══ Input

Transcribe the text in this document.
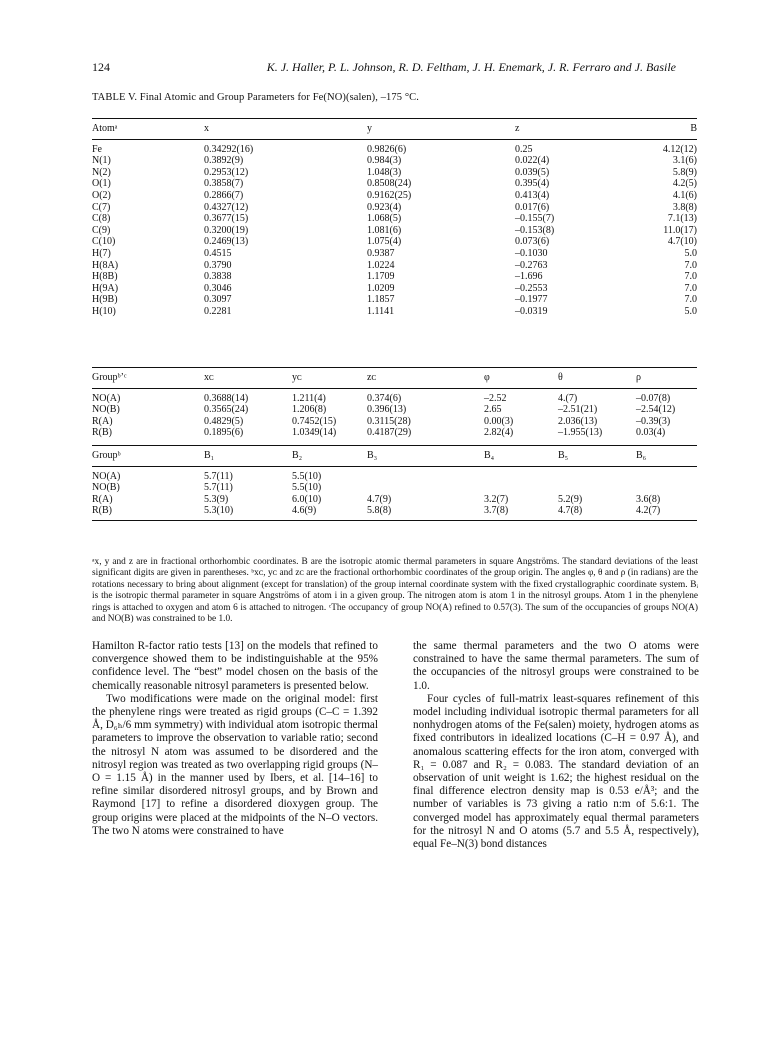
124	K. J. Haller, P. L. Johnson, R. D. Feltham, J. H. Enemark, J. R. Ferraro and J. Basile
TABLE V. Final Atomic and Group Parameters for Fe(NO)(salen), –175 °C.
Atomᵃ	x	y	z	B
Fe	0.34292(16)	0.9826(6)	0.25	4.12(12)
N(1)	0.3892(9)	0.984(3)	0.022(4)	3.1(6)
N(2)	0.2953(12)	1.048(3)	0.039(5)	5.8(9)
O(1)	0.3858(7)	0.8508(24)	0.395(4)	4.2(5)
O(2)	0.2866(7)	0.9162(25)	0.413(4)	4.1(6)
C(7)	0.4327(12)	0.923(4)	0.017(6)	3.8(8)
C(8)	0.3677(15)	1.068(5)	–0.155(7)	7.1(13)
C(9)	0.3200(19)	1.081(6)	–0.153(8)	11.0(17)
C(10)	0.2469(13)	1.075(4)	0.073(6)	4.7(10)
H(7)	0.4515	0.9387	–0.1030	5.0
H(8A)	0.3790	1.0224	–0.2763	7.0
H(8B)	0.3838	1.1709	–1.696	7.0
H(9A)	0.3046	1.0209	–0.2553	7.0
H(9B)	0.3097	1.1857	–0.1977	7.0
H(10)	0.2281	1.1141	–0.0319	5.0
Groupᵇʼᶜ	xᴄ	yᴄ	zᴄ	φ	θ	ρ
NO(A)	0.3688(14)	1.211(4)	0.374(6)	–2.52	4.(7)	–0.07(8)
NO(B)	0.3565(24)	1.206(8)	0.396(13)	2.65	–2.51(21)	–2.54(12)
R(A)	0.4829(5)	0.7452(15)	0.3115(28)	0.00(3)	2.036(13)	–0.39(3)
R(B)	0.1895(6)	1.0349(14)	0.4187(29)	2.82(4)	–1.955(13)	0.03(4)
Groupᵇ	B₁	B₂	B₃	B₄	B₅	B₆
NO(A)	5.7(11)	5.5(10)				
NO(B)	5.7(11)	5.5(10)				
R(A)	5.3(9)	6.0(10)	4.7(9)	3.2(7)	5.2(9)	3.6(8)
R(B)	5.3(10)	4.6(9)	5.8(8)	3.7(8)	4.7(8)	4.2(7)
ᵃx, y and z are in fractional orthorhombic coordinates. B are the isotropic atomic thermal parameters in square Angströms. The standard deviations of the least significant digits are given in parentheses. ᵇxᴄ, yᴄ and zᴄ are the fractional orthorhombic coordinates of the group origin. The angles φ, θ and ρ (in radians) are the rotations necessary to bring about alignment (except for translation) of the group internal coordinate system with the fixed crystallographic coordinate system. Bᵢ is the isotropic thermal parameter in square Angströms of atom i in a given group. The nitrogen atom is atom 1 in the nitrosyl groups. Atom 1 in the phenylene rings is attached to oxygen and atom 6 is attached to nitrogen. ᶜThe occupancy of group NO(A) refined to 0.57(3). The sum of the occupancies of groups NO(A) and NO(B) was constrained to be 1.0.

Hamilton R-factor ratio tests [13] on the models that refined to convergence showed them to be indistinguishable at the 95% confidence level. The “best” model chosen on the basis of the chemically reasonable nitrosyl parameters is presented below.

Two modifications were made on the original model: first the phenylene rings were treated as rigid groups (C–C = 1.392 Å, D₆ₕ/6 mm symmetry) with individual atom isotropic thermal parameters to improve the observation to variable ratio; second the nitrosyl N atom was assumed to be disordered and the nitrosyl region was treated as two overlapping rigid groups (N–O = 1.15 Å) in the manner used by Ibers, et al. [14–16] to refine similar disordered nitrosyl groups, and by Brown and Raymond [17] to refine a disordered dioxygen group. The group origins were placed at the midpoints of the N–O vectors. The two N atoms were constrained to have

the same thermal parameters and the two O atoms were constrained to have the same thermal parameters. The sum of the occupancies of the nitrosyl groups were constrained to be 1.0.

Four cycles of full-matrix least-squares refinement of this model including individual isotropic thermal parameters for all nonhydrogen atoms of the Fe(salen) moiety, hydrogen atoms as fixed contributors in idealized locations (C–H = 0.97 Å), and anomalous scattering effects for the iron atom, converged with R₁ = 0.087 and R₂ = 0.083. The standard deviation of an observation of unit weight is 1.62; the highest residual on the final difference electron density map is 0.53 e/Å³; and the number of variables is 73 giving a ratio n:m of 5.6:1. The converged model has approximately equal thermal parameters for the nitrosyl N and O atoms (5.7 and 5.5 Å, respectively), equal Fe–N(3) bond distances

════

_Aim_
Copy the data character for character, but drop all pictures from the copy.

_Answer to the task_
Transcribe the text in this document.
124	K. J. Haller, P. L. Johnson, R. D. Feltham, J. H. Enemark, J. R. Ferraro and J. Basile
TABLE V. Final Atomic and Group Parameters for Fe(NO)(salen), –175 °C.
Atomᵃ	x	y	z	B
Fe	0.34292(16)	0.9826(6)	0.25	4.12(12)
N(1)	0.3892(9)	0.984(3)	0.022(4)	3.1(6)
N(2)	0.2953(12)	1.048(3)	0.039(5)	5.8(9)
O(1)	0.3858(7)	0.8508(24)	0.395(4)	4.2(5)
O(2)	0.2866(7)	0.9162(25)	0.413(4)	4.1(6)
C(7)	0.4327(12)	0.923(4)	0.017(6)	3.8(8)
C(8)	0.3677(15)	1.068(5)	–0.155(7)	7.1(13)
C(9)	0.3200(19)	1.081(6)	–0.153(8)	11.0(17)
C(10)	0.2469(13)	1.075(4)	0.073(6)	4.7(10)
H(7)	0.4515	0.9387	–0.1030	5.0
H(8A)	0.3790	1.0224	–0.2763	7.0
H(8B)	0.3838	1.1709	–1.696	7.0
H(9A)	0.3046	1.0209	–0.2553	7.0
H(9B)	0.3097	1.1857	–0.1977	7.0
H(10)	0.2281	1.1141	–0.0319	5.0
Groupᵇʼᶜ	xᴄ	yᴄ	zᴄ	φ	θ	ρ
NO(A)	0.3688(14)	1.211(4)	0.374(6)	–2.52	4.(7)	–0.07(8)
NO(B)	0.3565(24)	1.206(8)	0.396(13)	2.65	–2.51(21)	–2.54(12)
R(A)	0.4829(5)	0.7452(15)	0.3115(28)	0.00(3)	2.036(13)	–0.39(3)
R(B)	0.1895(6)	1.0349(14)	0.4187(29)	2.82(4)	–1.955(13)	0.03(4)
Groupᵇ	B₁	B₂	B₃	B₄	B₅	B₆
NO(A)	5.7(11)	5.5(10)				
NO(B)	5.7(11)	5.5(10)				
R(A)	5.3(9)	6.0(10)	4.7(9)	3.2(7)	5.2(9)	3.6(8)
R(B)	5.3(10)	4.6(9)	5.8(8)	3.7(8)	4.7(8)	4.2(7)
ᵃx, y and z are in fractional orthorhombic coordinates. B are the isotropic atomic thermal parameters in square Angströms. The standard deviations of the least significant digits are given in parentheses. ᵇxᴄ, yᴄ and zᴄ are the fractional orthorhombic coordinates of the group origin. The angles φ, θ and ρ (in radians) are the rotations necessary to bring about alignment (except for translation) of the group internal coordinate system with the fixed crystallographic coordinate system. Bᵢ is the isotropic thermal parameter in square Angströms of atom i in a given group. The nitrogen atom is atom 1 in the nitrosyl groups. Atom 1 in the phenylene rings is attached to oxygen and atom 6 is attached to nitrogen. ᶜThe occupancy of group NO(A) refined to 0.57(3). The sum of the occupancies of groups NO(A) and NO(B) was constrained to be 1.0.

Hamilton R-factor ratio tests [13] on the models that refined to convergence showed them to be indistinguishable at the 95% confidence level. The “best” model chosen on the basis of the chemically reasonable nitrosyl parameters is presented below.

Two modifications were made on the original model: first the phenylene rings were treated as rigid groups (C–C = 1.392 Å, D₆ₕ/6 mm symmetry) with individual atom isotropic thermal parameters to improve the observation to variable ratio; second the nitrosyl N atom was assumed to be disordered and the nitrosyl region was treated as two overlapping rigid groups (N–O = 1.15 Å) in the manner used by Ibers, et al. [14–16] to refine similar disordered nitrosyl groups, and by Brown and Raymond [17] to refine a disordered dioxygen group. The group origins were placed at the midpoints of the N–O vectors. The two N atoms were constrained to have

the same thermal parameters and the two O atoms were constrained to have the same thermal parameters. The sum of the occupancies of the nitrosyl groups were constrained to be 1.0.

Four cycles of full-matrix least-squares refinement of this model including individual isotropic thermal parameters for all nonhydrogen atoms of the Fe(salen) moiety, hydrogen atoms as fixed contributors in idealized locations (C–H = 0.97 Å), and anomalous scattering effects for the iron atom, converged with R₁ = 0.087 and R₂ = 0.083. The standard deviation of an observation of unit weight is 1.62; the highest residual on the final difference electron density map is 0.53 e/Å³; and the number of variables is 73 giving a ratio n:m of 5.6:1. The converged model has approximately equal thermal parameters for the nitrosyl N and O atoms (5.7 and 5.5 Å, respectively), equal Fe–N(3) bond distances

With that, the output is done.